# PROMPT 1
Summarize the passage on Bagehot and government in two sentences.
# PROMPT 2
Please write out the part of the passage on Bagehot and government starting at "Bagehot simply didn't" and ending at "benefit or profit.".

START QUOTED PASSAGE

Natural rights, the judiciary, — such things are ignored. They are unimportant because they are not "efficient," that is, they do not increase the effectiveness of government, the purpose of which is to protect the interests of the propertied classes who run the country. Weaknesses appear in government to the extent that the State administration departs from the principles of business, e.g., lack of efficient structure, redundancy, etc. The fact that these structures were at least initially intended to provide accountability to the citizens is irrelevant. The capitalist of Bagehot's day was not accountable to his workforce or his customers, so the government should not be accountable to the citizens it governed.

Bagehot simply didn't understand that the State is not a business corporation owned by a small capitalist elite. While principles of sound business (as opposed to the diseased structures that have grown up to support and protect capitalism and socialism) can be applied in government to great advantage, ultimately there comes a parting of the ways. A business corporation exists to make a profit and benefit the individual workers, shareholders, and customers, while a government exists to keep order and care for the common good; it is not an enterprise to be run for individual benefit or profit.

END QUOTED PASSAGE
START MATERIAL SHOWN

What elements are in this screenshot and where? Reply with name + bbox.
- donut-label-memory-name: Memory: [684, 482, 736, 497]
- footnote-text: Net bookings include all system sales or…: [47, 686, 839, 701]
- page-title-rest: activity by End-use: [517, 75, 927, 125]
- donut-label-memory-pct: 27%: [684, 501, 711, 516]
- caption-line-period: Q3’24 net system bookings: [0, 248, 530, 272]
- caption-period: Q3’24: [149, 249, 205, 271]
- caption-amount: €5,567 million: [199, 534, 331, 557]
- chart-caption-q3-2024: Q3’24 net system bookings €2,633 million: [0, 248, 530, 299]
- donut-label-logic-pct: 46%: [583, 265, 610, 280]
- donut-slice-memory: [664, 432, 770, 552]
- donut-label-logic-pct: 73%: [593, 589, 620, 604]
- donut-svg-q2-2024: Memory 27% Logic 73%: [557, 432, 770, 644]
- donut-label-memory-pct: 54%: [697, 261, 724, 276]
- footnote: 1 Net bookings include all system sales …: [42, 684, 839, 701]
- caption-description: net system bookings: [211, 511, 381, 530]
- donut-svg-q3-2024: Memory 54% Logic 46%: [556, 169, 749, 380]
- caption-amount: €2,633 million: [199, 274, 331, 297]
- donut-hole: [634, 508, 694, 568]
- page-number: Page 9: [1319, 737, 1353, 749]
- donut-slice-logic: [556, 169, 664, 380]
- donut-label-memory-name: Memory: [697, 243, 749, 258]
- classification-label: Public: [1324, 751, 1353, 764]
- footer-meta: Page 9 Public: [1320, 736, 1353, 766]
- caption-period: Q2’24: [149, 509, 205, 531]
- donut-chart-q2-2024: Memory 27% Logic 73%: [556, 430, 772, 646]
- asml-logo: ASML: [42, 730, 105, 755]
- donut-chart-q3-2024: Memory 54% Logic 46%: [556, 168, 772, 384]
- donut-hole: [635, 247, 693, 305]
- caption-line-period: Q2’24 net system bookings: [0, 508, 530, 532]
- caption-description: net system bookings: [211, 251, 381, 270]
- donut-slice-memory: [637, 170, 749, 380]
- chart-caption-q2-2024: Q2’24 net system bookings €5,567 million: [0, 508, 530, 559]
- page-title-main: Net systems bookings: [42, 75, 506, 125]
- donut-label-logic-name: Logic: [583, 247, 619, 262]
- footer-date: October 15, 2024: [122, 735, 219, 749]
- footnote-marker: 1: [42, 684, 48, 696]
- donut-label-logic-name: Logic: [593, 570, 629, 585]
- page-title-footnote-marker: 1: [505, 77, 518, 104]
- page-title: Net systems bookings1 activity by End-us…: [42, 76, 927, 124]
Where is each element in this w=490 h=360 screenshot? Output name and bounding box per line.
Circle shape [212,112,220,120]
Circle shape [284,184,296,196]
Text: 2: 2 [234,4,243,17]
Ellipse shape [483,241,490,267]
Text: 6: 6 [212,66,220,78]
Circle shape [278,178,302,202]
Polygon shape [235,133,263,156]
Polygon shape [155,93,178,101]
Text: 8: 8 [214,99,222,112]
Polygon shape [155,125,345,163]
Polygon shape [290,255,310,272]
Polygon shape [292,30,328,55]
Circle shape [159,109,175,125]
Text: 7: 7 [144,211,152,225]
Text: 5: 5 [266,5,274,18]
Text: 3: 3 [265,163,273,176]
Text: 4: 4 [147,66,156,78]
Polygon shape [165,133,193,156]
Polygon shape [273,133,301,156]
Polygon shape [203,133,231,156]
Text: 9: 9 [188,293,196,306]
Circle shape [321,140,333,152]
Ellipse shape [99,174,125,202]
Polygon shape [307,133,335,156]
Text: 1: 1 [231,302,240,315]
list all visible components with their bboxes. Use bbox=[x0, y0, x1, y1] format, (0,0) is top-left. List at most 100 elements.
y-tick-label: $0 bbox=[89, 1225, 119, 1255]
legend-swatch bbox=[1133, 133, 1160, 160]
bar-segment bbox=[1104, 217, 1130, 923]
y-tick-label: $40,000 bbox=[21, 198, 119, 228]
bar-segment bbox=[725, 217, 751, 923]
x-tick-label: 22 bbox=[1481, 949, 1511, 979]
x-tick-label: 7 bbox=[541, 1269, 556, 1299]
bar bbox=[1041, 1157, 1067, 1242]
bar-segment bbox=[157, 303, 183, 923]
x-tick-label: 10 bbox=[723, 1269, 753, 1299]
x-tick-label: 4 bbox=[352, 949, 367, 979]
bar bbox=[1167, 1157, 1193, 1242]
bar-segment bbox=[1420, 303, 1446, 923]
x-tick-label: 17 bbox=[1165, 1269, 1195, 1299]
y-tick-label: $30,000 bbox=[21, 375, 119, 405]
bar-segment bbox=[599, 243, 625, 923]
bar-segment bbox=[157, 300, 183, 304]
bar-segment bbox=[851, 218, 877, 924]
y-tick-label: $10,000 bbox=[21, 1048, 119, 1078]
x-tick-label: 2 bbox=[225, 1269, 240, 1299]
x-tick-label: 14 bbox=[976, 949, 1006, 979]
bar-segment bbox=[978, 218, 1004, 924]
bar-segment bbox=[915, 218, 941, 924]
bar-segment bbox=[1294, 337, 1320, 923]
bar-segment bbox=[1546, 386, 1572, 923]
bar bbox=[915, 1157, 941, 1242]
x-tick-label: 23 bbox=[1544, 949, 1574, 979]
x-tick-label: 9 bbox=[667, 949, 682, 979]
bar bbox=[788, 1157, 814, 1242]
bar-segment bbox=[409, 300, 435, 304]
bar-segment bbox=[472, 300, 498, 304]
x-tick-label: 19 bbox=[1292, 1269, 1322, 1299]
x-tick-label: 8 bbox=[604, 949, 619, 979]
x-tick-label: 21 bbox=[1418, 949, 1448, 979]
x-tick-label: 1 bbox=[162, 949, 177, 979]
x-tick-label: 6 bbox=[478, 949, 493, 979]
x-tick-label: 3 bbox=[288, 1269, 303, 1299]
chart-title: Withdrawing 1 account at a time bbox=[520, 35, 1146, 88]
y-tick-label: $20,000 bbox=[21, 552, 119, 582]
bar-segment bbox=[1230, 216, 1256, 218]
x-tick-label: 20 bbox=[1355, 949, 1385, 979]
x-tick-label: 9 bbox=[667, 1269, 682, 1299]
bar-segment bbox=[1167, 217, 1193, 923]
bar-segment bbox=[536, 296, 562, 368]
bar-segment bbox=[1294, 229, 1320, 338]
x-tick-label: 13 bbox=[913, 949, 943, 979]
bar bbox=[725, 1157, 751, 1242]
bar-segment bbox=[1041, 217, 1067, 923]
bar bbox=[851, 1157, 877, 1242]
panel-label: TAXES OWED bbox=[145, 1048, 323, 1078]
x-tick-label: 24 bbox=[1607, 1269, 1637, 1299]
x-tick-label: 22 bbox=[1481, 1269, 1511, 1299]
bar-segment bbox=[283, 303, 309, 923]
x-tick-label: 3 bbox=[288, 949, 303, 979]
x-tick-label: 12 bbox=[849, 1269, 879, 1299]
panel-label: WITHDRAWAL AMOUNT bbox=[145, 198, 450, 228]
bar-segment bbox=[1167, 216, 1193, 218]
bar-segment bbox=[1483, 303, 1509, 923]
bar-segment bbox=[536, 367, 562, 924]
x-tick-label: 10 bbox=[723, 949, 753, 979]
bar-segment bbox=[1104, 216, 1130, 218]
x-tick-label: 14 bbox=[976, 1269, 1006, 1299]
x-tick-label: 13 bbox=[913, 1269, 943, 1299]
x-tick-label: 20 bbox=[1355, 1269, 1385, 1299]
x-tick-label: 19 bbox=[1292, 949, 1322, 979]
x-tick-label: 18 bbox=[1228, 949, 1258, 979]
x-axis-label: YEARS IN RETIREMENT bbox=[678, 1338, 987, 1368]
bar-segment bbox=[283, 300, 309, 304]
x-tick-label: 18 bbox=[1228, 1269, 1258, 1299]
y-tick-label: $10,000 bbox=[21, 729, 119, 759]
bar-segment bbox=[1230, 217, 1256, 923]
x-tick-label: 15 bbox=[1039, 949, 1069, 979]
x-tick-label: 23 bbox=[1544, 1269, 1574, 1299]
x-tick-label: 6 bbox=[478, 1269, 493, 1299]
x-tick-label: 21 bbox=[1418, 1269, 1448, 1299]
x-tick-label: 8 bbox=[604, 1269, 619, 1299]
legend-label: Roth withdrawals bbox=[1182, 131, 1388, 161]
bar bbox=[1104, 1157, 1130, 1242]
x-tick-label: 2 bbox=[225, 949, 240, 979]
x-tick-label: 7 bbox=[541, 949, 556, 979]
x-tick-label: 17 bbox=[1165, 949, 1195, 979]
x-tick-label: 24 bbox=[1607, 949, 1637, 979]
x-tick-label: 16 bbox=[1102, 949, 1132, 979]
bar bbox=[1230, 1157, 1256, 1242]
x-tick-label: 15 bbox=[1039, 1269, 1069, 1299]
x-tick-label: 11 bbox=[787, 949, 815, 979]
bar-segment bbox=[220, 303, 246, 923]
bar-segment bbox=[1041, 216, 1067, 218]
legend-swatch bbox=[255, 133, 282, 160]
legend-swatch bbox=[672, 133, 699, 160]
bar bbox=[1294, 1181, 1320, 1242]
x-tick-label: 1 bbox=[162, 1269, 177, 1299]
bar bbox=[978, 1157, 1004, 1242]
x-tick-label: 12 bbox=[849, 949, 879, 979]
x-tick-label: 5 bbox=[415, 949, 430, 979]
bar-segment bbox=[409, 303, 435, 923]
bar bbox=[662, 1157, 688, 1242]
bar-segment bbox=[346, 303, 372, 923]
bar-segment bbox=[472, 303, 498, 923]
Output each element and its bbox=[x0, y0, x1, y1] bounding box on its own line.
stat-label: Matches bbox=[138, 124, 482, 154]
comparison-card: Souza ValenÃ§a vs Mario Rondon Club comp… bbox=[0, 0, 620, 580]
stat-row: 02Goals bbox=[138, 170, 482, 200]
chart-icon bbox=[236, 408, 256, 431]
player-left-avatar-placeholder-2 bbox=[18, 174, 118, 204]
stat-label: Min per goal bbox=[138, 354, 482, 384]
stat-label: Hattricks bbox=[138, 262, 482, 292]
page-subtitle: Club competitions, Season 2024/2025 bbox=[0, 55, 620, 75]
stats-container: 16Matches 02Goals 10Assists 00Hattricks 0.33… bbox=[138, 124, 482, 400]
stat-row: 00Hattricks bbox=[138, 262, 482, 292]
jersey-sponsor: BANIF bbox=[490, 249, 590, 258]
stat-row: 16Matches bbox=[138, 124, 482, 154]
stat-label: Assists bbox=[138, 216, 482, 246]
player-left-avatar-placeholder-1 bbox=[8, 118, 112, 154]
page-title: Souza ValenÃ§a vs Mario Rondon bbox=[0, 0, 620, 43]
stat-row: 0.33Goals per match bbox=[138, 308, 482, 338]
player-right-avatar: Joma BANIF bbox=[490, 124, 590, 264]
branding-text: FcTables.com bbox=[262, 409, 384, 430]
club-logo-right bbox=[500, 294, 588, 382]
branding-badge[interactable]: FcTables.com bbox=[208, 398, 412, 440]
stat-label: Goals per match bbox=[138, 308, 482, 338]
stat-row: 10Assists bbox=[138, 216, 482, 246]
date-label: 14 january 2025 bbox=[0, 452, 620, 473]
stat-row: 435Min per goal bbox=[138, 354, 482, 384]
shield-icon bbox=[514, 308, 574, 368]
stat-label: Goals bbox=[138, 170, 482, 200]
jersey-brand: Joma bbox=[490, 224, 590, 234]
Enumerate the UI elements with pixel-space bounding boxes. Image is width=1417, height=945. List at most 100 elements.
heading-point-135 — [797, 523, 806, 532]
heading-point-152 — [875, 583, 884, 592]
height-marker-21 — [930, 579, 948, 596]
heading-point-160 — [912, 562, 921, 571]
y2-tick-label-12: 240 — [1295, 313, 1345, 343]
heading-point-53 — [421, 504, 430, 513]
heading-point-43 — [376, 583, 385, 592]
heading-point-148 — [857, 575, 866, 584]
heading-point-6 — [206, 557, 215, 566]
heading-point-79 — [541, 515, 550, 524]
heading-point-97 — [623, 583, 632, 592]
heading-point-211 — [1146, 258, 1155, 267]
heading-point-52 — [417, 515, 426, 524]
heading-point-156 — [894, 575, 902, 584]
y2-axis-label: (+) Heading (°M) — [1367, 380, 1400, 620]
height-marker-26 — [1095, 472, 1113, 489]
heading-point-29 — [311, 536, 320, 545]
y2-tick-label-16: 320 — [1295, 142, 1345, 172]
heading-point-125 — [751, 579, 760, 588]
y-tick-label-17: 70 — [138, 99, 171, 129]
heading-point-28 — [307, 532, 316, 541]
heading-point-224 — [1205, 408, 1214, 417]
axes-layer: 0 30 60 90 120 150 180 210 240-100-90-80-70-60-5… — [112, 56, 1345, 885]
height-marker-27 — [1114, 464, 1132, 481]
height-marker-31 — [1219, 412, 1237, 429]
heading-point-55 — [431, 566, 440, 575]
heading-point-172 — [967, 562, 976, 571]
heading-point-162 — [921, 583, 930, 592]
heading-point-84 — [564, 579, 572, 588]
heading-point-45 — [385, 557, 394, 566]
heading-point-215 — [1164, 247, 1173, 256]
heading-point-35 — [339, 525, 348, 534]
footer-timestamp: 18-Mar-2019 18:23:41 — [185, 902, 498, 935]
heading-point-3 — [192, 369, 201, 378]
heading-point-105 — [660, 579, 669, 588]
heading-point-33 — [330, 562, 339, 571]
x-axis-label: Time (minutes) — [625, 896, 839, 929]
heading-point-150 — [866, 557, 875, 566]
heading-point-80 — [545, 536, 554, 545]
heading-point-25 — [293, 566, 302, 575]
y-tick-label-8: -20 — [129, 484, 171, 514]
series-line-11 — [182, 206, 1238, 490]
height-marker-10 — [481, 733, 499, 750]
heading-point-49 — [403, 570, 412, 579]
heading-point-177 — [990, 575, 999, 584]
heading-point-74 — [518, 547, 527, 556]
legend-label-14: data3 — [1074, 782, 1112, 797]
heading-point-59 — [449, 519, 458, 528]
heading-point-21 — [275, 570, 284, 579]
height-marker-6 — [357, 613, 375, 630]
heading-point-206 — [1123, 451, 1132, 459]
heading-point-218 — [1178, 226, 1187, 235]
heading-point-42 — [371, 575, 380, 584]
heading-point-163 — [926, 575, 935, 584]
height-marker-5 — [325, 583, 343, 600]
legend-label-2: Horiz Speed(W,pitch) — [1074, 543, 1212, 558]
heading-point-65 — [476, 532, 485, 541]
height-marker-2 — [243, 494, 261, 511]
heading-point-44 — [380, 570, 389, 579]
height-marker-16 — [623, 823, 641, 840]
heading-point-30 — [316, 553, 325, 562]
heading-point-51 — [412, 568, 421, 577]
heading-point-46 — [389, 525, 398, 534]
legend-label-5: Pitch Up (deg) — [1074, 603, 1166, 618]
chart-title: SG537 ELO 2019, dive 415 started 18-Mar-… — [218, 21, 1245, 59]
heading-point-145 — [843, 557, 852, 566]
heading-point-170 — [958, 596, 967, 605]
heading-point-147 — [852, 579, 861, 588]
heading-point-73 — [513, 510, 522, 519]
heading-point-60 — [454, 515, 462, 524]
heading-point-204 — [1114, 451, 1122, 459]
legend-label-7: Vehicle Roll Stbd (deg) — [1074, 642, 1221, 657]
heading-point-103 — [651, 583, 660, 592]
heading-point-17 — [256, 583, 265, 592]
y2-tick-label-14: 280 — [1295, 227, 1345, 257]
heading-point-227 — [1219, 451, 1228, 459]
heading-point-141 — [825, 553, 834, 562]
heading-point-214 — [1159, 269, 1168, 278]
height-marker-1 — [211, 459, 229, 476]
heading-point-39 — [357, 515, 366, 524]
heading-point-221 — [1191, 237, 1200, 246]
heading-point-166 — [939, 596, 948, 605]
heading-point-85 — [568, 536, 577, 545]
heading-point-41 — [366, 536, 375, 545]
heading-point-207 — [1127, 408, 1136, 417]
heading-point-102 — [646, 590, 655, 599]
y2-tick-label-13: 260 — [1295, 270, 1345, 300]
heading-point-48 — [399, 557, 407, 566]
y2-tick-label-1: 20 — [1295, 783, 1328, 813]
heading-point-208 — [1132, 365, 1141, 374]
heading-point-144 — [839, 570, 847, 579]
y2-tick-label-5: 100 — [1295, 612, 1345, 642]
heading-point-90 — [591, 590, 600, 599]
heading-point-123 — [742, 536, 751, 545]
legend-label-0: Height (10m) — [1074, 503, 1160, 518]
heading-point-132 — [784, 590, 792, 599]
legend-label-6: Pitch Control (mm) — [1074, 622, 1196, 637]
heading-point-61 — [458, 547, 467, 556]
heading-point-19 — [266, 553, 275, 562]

END MATERIAL SHOWN

# REPLY 1
The view the passage describes ignores natural rights and the judiciary as unimportant because they are not "efficient," and it holds that government, like the capitalist of Bagehot's day, need not be accountable to those it serves. The passage argues that Bagehot failed to understand that the State is not a business corporation owned by a small capitalist elite, because a business exists to make a profit for individuals while a government exists to keep order and care for the common good.

# REPLY 2
Bagehot simply didn't understand that the State is not a business corporation owned by a small capitalist elite. While principles of sound business (as opposed to the diseased structures that have grown up to support and protect capitalism and socialism) can be applied in government to great advantage, ultimately there comes a parting of the ways. A business corporation exists to make a profit and benefit the individual workers, shareholders, and customers, while a government exists to keep order and care for the common good; it is not an enterprise to be run for individual benefit or profit.